Some records:
◆ ◆ ◆

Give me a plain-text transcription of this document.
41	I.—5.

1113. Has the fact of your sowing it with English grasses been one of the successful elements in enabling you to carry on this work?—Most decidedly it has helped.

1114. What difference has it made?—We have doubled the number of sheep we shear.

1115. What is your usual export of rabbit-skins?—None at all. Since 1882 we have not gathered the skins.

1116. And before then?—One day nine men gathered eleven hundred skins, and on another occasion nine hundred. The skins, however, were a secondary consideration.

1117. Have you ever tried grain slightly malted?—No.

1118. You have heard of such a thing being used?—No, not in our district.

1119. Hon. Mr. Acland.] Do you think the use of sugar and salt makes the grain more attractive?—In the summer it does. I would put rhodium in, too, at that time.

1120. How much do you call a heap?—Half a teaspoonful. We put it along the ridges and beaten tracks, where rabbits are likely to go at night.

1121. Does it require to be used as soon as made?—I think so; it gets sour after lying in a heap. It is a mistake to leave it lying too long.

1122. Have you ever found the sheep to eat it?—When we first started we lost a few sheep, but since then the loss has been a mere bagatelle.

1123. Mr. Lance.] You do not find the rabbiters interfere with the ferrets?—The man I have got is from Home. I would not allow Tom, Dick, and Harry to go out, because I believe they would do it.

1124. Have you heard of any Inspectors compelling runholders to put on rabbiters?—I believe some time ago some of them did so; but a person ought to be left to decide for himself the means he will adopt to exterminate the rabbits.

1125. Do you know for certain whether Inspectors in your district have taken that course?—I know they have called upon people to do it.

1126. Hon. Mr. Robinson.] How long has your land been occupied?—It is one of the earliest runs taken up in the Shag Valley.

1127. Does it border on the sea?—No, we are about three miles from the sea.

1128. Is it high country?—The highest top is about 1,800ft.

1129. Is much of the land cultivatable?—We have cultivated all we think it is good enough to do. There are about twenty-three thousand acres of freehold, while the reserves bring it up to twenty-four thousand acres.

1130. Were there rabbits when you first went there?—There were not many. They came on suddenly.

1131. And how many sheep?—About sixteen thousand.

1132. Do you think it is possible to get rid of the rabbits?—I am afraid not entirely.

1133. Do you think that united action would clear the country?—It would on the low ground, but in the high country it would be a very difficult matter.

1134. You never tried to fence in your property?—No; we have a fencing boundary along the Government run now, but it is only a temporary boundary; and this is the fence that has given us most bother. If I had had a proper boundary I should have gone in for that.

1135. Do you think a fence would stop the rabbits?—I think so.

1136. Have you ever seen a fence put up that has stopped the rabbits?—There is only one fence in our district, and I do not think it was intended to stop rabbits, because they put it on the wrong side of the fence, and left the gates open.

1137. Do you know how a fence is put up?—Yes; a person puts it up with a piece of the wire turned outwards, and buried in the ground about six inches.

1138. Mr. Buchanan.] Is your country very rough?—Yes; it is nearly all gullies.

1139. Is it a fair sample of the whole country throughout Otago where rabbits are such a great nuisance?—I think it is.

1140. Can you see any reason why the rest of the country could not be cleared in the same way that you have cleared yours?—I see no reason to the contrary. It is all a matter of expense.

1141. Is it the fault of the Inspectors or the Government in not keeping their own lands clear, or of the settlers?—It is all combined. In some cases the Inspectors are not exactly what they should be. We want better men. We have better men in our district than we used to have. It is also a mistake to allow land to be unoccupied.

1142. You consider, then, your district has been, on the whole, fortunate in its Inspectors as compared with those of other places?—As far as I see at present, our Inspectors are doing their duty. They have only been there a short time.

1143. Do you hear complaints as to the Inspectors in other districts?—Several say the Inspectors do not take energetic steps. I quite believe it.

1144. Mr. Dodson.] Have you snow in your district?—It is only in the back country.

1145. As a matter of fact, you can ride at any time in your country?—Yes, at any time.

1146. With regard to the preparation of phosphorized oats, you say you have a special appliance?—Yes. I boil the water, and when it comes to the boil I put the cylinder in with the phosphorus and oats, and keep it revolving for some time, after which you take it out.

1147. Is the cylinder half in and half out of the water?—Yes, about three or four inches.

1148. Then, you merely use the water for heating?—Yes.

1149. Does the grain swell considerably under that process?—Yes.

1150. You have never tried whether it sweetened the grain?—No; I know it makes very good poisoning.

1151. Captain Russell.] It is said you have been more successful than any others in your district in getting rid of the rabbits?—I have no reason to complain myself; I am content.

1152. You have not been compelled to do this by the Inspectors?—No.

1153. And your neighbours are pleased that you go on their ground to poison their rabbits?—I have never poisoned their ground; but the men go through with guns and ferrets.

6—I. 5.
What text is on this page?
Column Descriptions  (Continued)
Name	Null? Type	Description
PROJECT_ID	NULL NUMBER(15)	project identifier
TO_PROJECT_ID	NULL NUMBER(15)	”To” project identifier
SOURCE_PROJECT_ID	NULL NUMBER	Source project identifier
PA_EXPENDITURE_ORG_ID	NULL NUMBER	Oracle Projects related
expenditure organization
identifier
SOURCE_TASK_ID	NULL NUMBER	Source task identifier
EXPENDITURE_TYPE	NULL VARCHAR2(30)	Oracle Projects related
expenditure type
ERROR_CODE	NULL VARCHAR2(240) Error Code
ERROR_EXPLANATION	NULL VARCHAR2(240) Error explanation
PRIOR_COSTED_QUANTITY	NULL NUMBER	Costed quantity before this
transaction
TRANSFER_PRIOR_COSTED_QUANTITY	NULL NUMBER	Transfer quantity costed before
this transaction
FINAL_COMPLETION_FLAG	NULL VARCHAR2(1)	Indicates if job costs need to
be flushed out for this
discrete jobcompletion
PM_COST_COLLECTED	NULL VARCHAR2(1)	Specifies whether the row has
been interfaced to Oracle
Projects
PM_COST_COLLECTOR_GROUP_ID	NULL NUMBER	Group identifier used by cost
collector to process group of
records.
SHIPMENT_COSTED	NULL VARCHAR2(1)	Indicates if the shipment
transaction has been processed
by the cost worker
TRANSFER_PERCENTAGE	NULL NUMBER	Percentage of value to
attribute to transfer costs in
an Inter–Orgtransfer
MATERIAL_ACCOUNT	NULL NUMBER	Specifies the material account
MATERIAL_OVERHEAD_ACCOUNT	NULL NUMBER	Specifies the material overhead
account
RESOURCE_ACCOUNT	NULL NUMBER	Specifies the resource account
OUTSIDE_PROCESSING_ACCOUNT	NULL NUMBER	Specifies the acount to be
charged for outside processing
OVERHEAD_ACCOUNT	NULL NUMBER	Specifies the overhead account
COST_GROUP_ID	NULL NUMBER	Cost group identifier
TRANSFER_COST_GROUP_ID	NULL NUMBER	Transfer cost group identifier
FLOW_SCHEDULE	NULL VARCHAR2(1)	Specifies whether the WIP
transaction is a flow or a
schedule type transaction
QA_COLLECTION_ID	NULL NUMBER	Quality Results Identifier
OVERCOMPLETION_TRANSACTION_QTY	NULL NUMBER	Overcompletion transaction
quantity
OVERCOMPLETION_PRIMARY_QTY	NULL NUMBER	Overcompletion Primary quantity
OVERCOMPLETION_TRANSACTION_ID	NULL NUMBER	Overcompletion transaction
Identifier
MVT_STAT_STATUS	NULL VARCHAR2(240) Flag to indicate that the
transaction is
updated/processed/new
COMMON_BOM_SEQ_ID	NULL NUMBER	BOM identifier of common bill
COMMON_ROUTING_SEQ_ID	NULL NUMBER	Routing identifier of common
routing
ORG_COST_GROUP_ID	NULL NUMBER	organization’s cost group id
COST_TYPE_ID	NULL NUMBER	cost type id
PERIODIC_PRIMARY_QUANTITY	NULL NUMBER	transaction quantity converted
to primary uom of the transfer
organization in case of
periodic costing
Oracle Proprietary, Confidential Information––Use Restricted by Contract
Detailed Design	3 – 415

◆ ◆ ◆

Problem to work on: Go through the listing above and list every line that has the word "whole".

Reply:
1139. Is it a fair sample of the whole country throughout Otago where rabbits are such a great nuisance?—I think it is.
1142. You consider, then, your district has been, on the whole, fortunate in its Inspectors as compared with those of other places?—As far as I see at present, our Inspectors are doing their duty. They have only been there a short time.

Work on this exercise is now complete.